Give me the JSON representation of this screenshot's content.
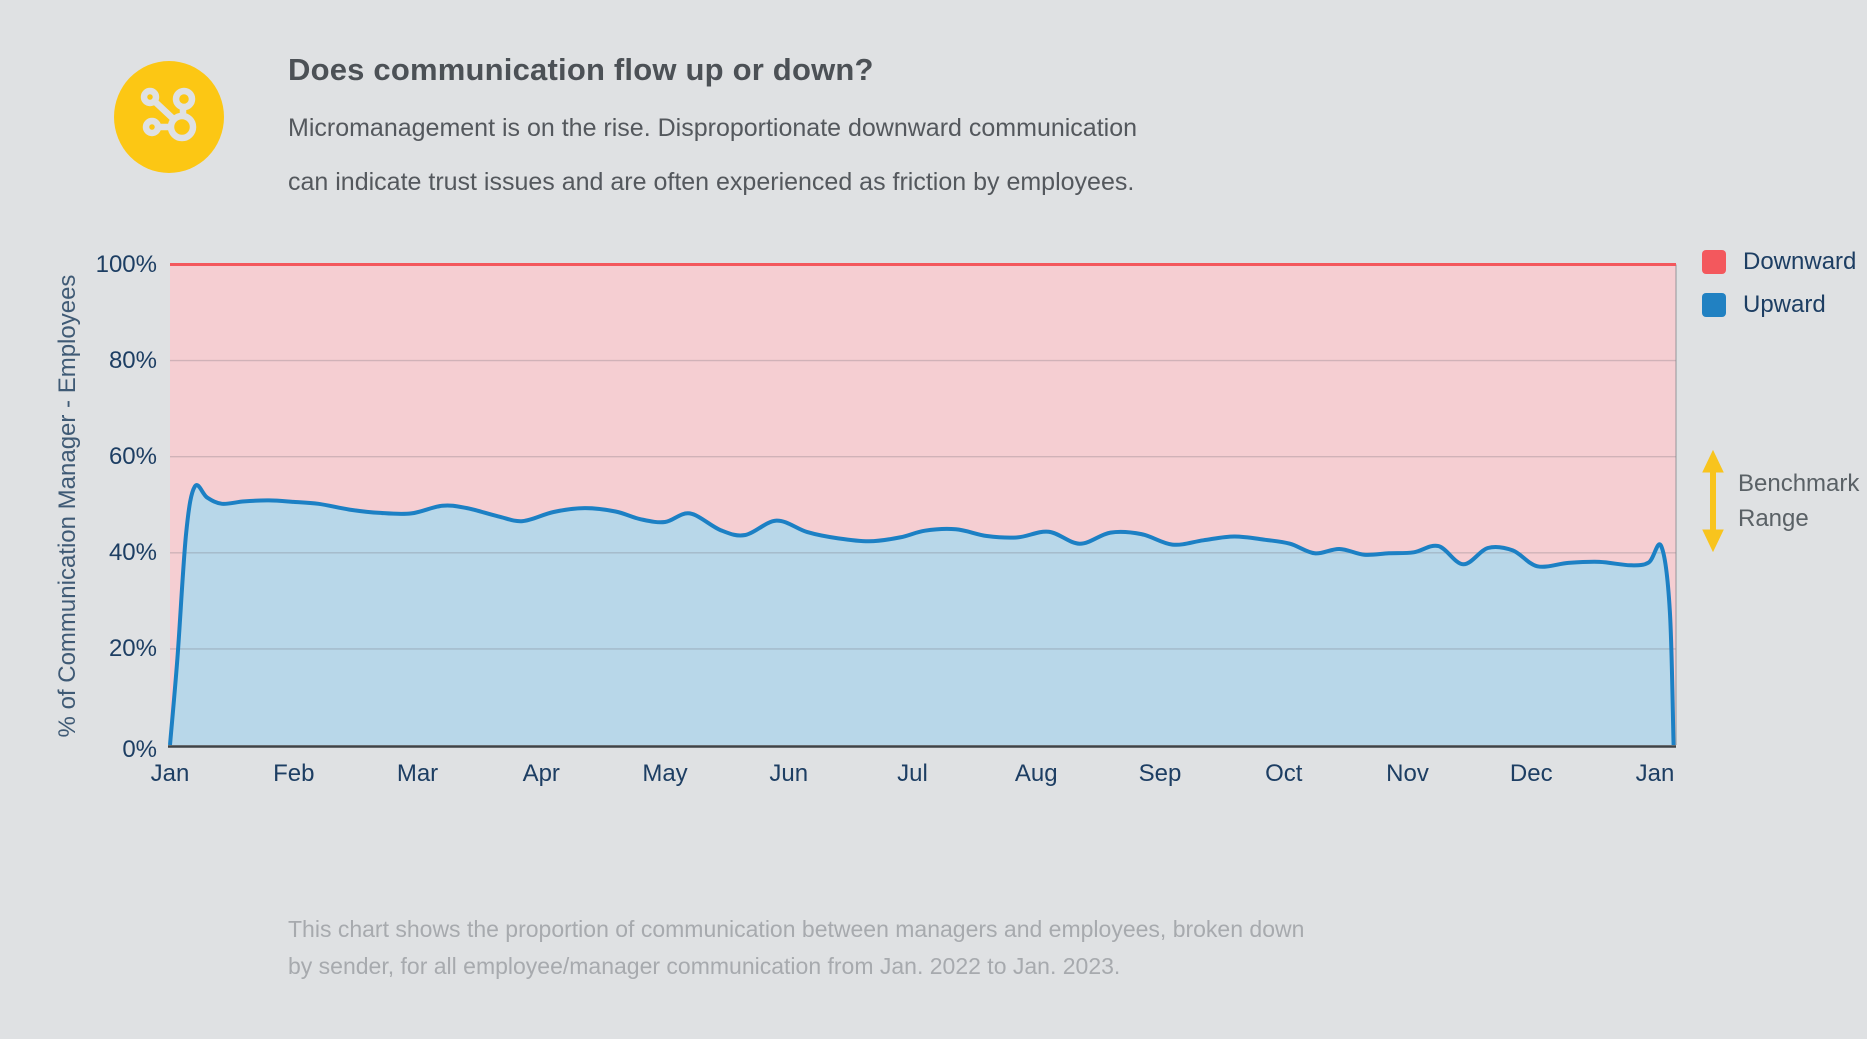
{
  "page": {
    "background": "#dfe1e3"
  },
  "header": {
    "icon": "network-share-icon",
    "icon_bg_color": "#fcc714",
    "title": "Does communication flow up or down?",
    "subtitle_line1": "Micromanagement is on the rise. Disproportionate downward communication",
    "subtitle_line2": "can indicate trust issues and are often experienced as friction by employees."
  },
  "legend": {
    "items": [
      {
        "label": "Downward",
        "color": "#f3585d"
      },
      {
        "label": "Upward",
        "color": "#2181c2"
      }
    ]
  },
  "benchmark": {
    "arrow_color": "#f8c41d",
    "label_line1": "Benchmark",
    "label_line2": "Range"
  },
  "footer": {
    "line1": "This chart shows the proportion of communication between managers and employees, broken down",
    "line2": "by sender, for all employee/manager communication from Jan. 2022 to Jan. 2023."
  },
  "chart_data": {
    "type": "area",
    "title": "Does communication flow up or down?",
    "xlabel": "",
    "ylabel": "% of Communication Manager - Employees",
    "x_tick_labels": [
      "Jan",
      "Feb",
      "Mar",
      "Apr",
      "May",
      "Jun",
      "Jul",
      "Aug",
      "Sep",
      "Oct",
      "Nov",
      "Dec",
      "Jan"
    ],
    "y_tick_labels": [
      "100%",
      "80%",
      "60%",
      "40%",
      "20%",
      "0%"
    ],
    "ylim": [
      0,
      100
    ],
    "x_range": "Jan 2022 to Jan 2023",
    "grid": "horizontal gridlines at 20/40/60/80%",
    "legend_position": "top-right outside plot",
    "colors": {
      "downward_fill": "#f5ced2",
      "downward_line": "#f3585d",
      "upward_fill": "#b8d7e9",
      "upward_line": "#1c80c4",
      "axis_line": "#3e4347",
      "gridline": "rgba(110,108,118,0.28)"
    },
    "series": [
      {
        "name": "Downward",
        "definition": "100% minus Upward; stacked area filling plot to the 100% line",
        "fill": "#f5ced2",
        "line": "#f3585d"
      },
      {
        "name": "Upward",
        "fill": "#b8d7e9",
        "line": "#1c80c4",
        "x_unit": "months from Jan 2022",
        "y_unit": "percent",
        "points": [
          [
            0.0,
            0
          ],
          [
            0.06,
            18
          ],
          [
            0.13,
            44
          ],
          [
            0.2,
            53.8
          ],
          [
            0.3,
            51.5
          ],
          [
            0.42,
            50.2
          ],
          [
            0.6,
            50.7
          ],
          [
            0.8,
            50.9
          ],
          [
            1.0,
            50.6
          ],
          [
            1.2,
            50.2
          ],
          [
            1.45,
            49.0
          ],
          [
            1.7,
            48.3
          ],
          [
            1.95,
            48.2
          ],
          [
            2.2,
            49.8
          ],
          [
            2.4,
            49.3
          ],
          [
            2.65,
            47.6
          ],
          [
            2.85,
            46.6
          ],
          [
            3.1,
            48.5
          ],
          [
            3.35,
            49.3
          ],
          [
            3.6,
            48.6
          ],
          [
            3.8,
            47.0
          ],
          [
            4.0,
            46.4
          ],
          [
            4.2,
            48.2
          ],
          [
            4.45,
            44.7
          ],
          [
            4.65,
            43.7
          ],
          [
            4.9,
            46.7
          ],
          [
            5.15,
            44.3
          ],
          [
            5.4,
            43.0
          ],
          [
            5.65,
            42.4
          ],
          [
            5.9,
            43.2
          ],
          [
            6.1,
            44.6
          ],
          [
            6.35,
            44.9
          ],
          [
            6.6,
            43.5
          ],
          [
            6.85,
            43.2
          ],
          [
            7.1,
            44.4
          ],
          [
            7.35,
            41.9
          ],
          [
            7.6,
            44.2
          ],
          [
            7.85,
            43.9
          ],
          [
            8.1,
            41.7
          ],
          [
            8.35,
            42.6
          ],
          [
            8.6,
            43.4
          ],
          [
            8.85,
            42.7
          ],
          [
            9.05,
            41.9
          ],
          [
            9.25,
            39.9
          ],
          [
            9.45,
            40.8
          ],
          [
            9.65,
            39.6
          ],
          [
            9.85,
            39.9
          ],
          [
            10.05,
            40.1
          ],
          [
            10.25,
            41.4
          ],
          [
            10.45,
            37.6
          ],
          [
            10.65,
            41.0
          ],
          [
            10.85,
            40.5
          ],
          [
            11.05,
            37.2
          ],
          [
            11.3,
            37.9
          ],
          [
            11.55,
            38.1
          ],
          [
            11.8,
            37.4
          ],
          [
            11.95,
            38.0
          ],
          [
            12.05,
            41.4
          ],
          [
            12.12,
            28
          ],
          [
            12.15,
            0
          ]
        ]
      }
    ]
  }
}
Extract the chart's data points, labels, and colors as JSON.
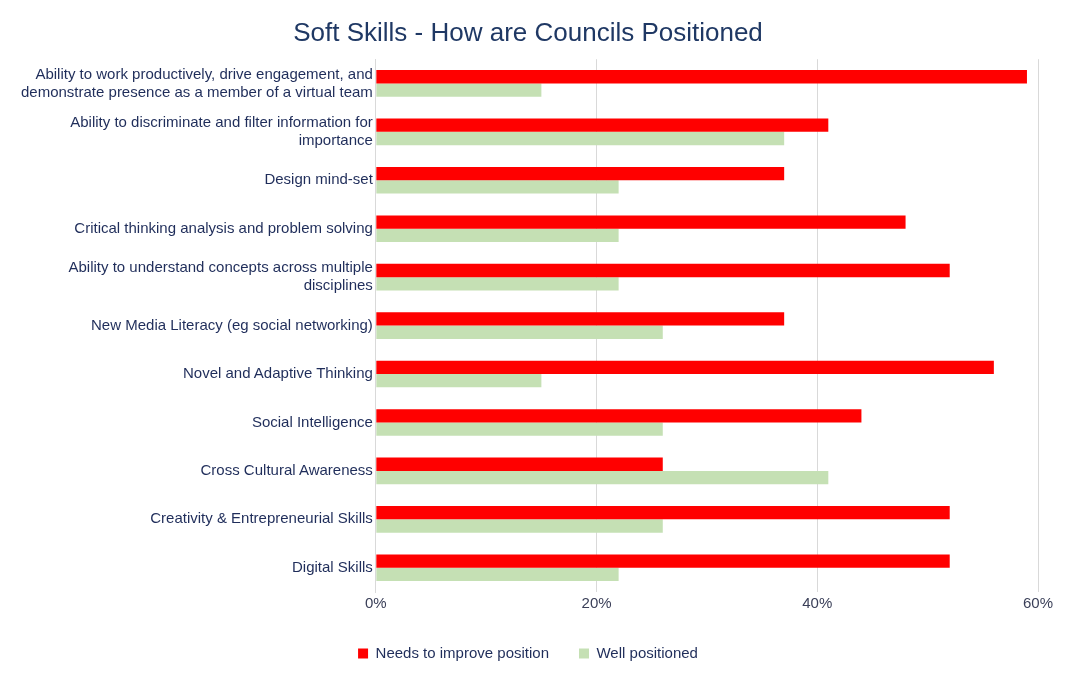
{
  "chart_data": {
    "type": "bar",
    "orientation": "horizontal",
    "title": "Soft Skills - How are Councils Positioned",
    "categories": [
      "Ability to work productively, drive engagement, and demonstrate presence as a member of a virtual team",
      "Ability to discriminate and filter information for importance",
      "Design mind-set",
      "Critical thinking analysis and problem solving",
      "Ability to understand concepts across multiple disciplines",
      "New Media Literacy (eg social networking)",
      "Novel and Adaptive Thinking",
      "Social Intelligence",
      "Cross Cultural Awareness",
      "Creativity & Entrepreneurial Skills",
      "Digital Skills"
    ],
    "series": [
      {
        "name": "Needs to improve position",
        "color": "#ff0000",
        "values": [
          59,
          41,
          37,
          48,
          52,
          37,
          56,
          44,
          26,
          52,
          52
        ]
      },
      {
        "name": "Well positioned",
        "color": "#c5e0b4",
        "values": [
          15,
          37,
          22,
          22,
          22,
          26,
          15,
          26,
          41,
          26,
          22
        ]
      }
    ],
    "xlim": [
      0,
      60
    ],
    "xticks": [
      {
        "value": 0,
        "label": "0%"
      },
      {
        "value": 20,
        "label": "20%"
      },
      {
        "value": 40,
        "label": "40%"
      },
      {
        "value": 60,
        "label": "60%"
      }
    ],
    "grid": "x",
    "legend": "bottom"
  }
}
# # # # #
◆ WHAT YOU SHOULD DO:
Copy out the listing exactly as it stands, but not the pictures.

◆ RESPONSE BELOW:
Give me the JSON representation of this screenshot's content.
{
  "page": {
    "background": "#dfe1e3"
  },
  "header": {
    "icon": "network-share-icon",
    "icon_bg_color": "#fcc714",
    "title": "Does communication flow up or down?",
    "subtitle_line1": "Micromanagement is on the rise. Disproportionate downward communication",
    "subtitle_line2": "can indicate trust issues and are often experienced as friction by employees."
  },
  "legend": {
    "items": [
      {
        "label": "Downward",
        "color": "#f3585d"
      },
      {
        "label": "Upward",
        "color": "#2181c2"
      }
    ]
  },
  "benchmark": {
    "arrow_color": "#f8c41d",
    "label_line1": "Benchmark",
    "label_line2": "Range"
  },
  "footer": {
    "line1": "This chart shows the proportion of communication between managers and employees, broken down",
    "line2": "by sender, for all employee/manager communication from Jan. 2022 to Jan. 2023."
  },
  "chart_data": {
    "type": "area",
    "title": "Does communication flow up or down?",
    "xlabel": "",
    "ylabel": "% of Communication Manager - Employees",
    "x_tick_labels": [
      "Jan",
      "Feb",
      "Mar",
      "Apr",
      "May",
      "Jun",
      "Jul",
      "Aug",
      "Sep",
      "Oct",
      "Nov",
      "Dec",
      "Jan"
    ],
    "y_tick_labels": [
      "100%",
      "80%",
      "60%",
      "40%",
      "20%",
      "0%"
    ],
    "ylim": [
      0,
      100
    ],
    "x_range": "Jan 2022 to Jan 2023",
    "grid": "horizontal gridlines at 20/40/60/80%",
    "legend_position": "top-right outside plot",
    "colors": {
      "downward_fill": "#f5ced2",
      "downward_line": "#f3585d",
      "upward_fill": "#b8d7e9",
      "upward_line": "#1c80c4",
      "axis_line": "#3e4347",
      "gridline": "rgba(110,108,118,0.28)"
    },
    "series": [
      {
        "name": "Downward",
        "definition": "100% minus Upward; stacked area filling plot to the 100% line",
        "fill": "#f5ced2",
        "line": "#f3585d"
      },
      {
        "name": "Upward",
        "fill": "#b8d7e9",
        "line": "#1c80c4",
        "x_unit": "months from Jan 2022",
        "y_unit": "percent",
        "points": [
          [
            0.0,
            0
          ],
          [
            0.06,
            18
          ],
          [
            0.13,
            44
          ],
          [
            0.2,
            53.8
          ],
          [
            0.3,
            51.5
          ],
          [
            0.42,
            50.2
          ],
          [
            0.6,
            50.7
          ],
          [
            0.8,
            50.9
          ],
          [
            1.0,
            50.6
          ],
          [
            1.2,
            50.2
          ],
          [
            1.45,
            49.0
          ],
          [
            1.7,
            48.3
          ],
          [
            1.95,
            48.2
          ],
          [
            2.2,
            49.8
          ],
          [
            2.4,
            49.3
          ],
          [
            2.65,
            47.6
          ],
          [
            2.85,
            46.6
          ],
          [
            3.1,
            48.5
          ],
          [
            3.35,
            49.3
          ],
          [
            3.6,
            48.6
          ],
          [
            3.8,
            47.0
          ],
          [
            4.0,
            46.4
          ],
          [
            4.2,
            48.2
          ],
          [
            4.45,
            44.7
          ],
          [
            4.65,
            43.7
          ],
          [
            4.9,
            46.7
          ],
          [
            5.15,
            44.3
          ],
          [
            5.4,
            43.0
          ],
          [
            5.65,
            42.4
          ],
          [
            5.9,
            43.2
          ],
          [
            6.1,
            44.6
          ],
          [
            6.35,
            44.9
          ],
          [
            6.6,
            43.5
          ],
          [
            6.85,
            43.2
          ],
          [
            7.1,
            44.4
          ],
          [
            7.35,
            41.9
          ],
          [
            7.6,
            44.2
          ],
          [
            7.85,
            43.9
          ],
          [
            8.1,
            41.7
          ],
          [
            8.35,
            42.6
          ],
          [
            8.6,
            43.4
          ],
          [
            8.85,
            42.7
          ],
          [
            9.05,
            41.9
          ],
          [
            9.25,
            39.9
          ],
          [
            9.45,
            40.8
          ],
          [
            9.65,
            39.6
          ],
          [
            9.85,
            39.9
          ],
          [
            10.05,
            40.1
          ],
          [
            10.25,
            41.4
          ],
          [
            10.45,
            37.6
          ],
          [
            10.65,
            41.0
          ],
          [
            10.85,
            40.5
          ],
          [
            11.05,
            37.2
          ],
          [
            11.3,
            37.9
          ],
          [
            11.55,
            38.1
          ],
          [
            11.8,
            37.4
          ],
          [
            11.95,
            38.0
          ],
          [
            12.05,
            41.4
          ],
          [
            12.12,
            28
          ],
          [
            12.15,
            0
          ]
        ]
      }
    ]
  }
}
Extract the chart's data points, labels, and colors as JSON.
{
  "chart_data": {
    "type": "bar",
    "orientation": "horizontal",
    "title": "Soft Skills - How are Councils Positioned",
    "categories": [
      "Ability to work productively, drive engagement, and demonstrate presence as a member of a virtual team",
      "Ability to discriminate and filter information for importance",
      "Design mind-set",
      "Critical thinking analysis and problem solving",
      "Ability to understand concepts across multiple disciplines",
      "New Media Literacy (eg social networking)",
      "Novel and Adaptive Thinking",
      "Social Intelligence",
      "Cross Cultural Awareness",
      "Creativity & Entrepreneurial Skills",
      "Digital Skills"
    ],
    "series": [
      {
        "name": "Needs to improve position",
        "color": "#ff0000",
        "values": [
          59,
          41,
          37,
          48,
          52,
          37,
          56,
          44,
          26,
          52,
          52
        ]
      },
      {
        "name": "Well positioned",
        "color": "#c5e0b4",
        "values": [
          15,
          37,
          22,
          22,
          22,
          26,
          15,
          26,
          41,
          26,
          22
        ]
      }
    ],
    "xlim": [
      0,
      60
    ],
    "xticks": [
      {
        "value": 0,
        "label": "0%"
      },
      {
        "value": 20,
        "label": "20%"
      },
      {
        "value": 40,
        "label": "40%"
      },
      {
        "value": 60,
        "label": "60%"
      }
    ],
    "grid": "x",
    "legend": "bottom"
  }
}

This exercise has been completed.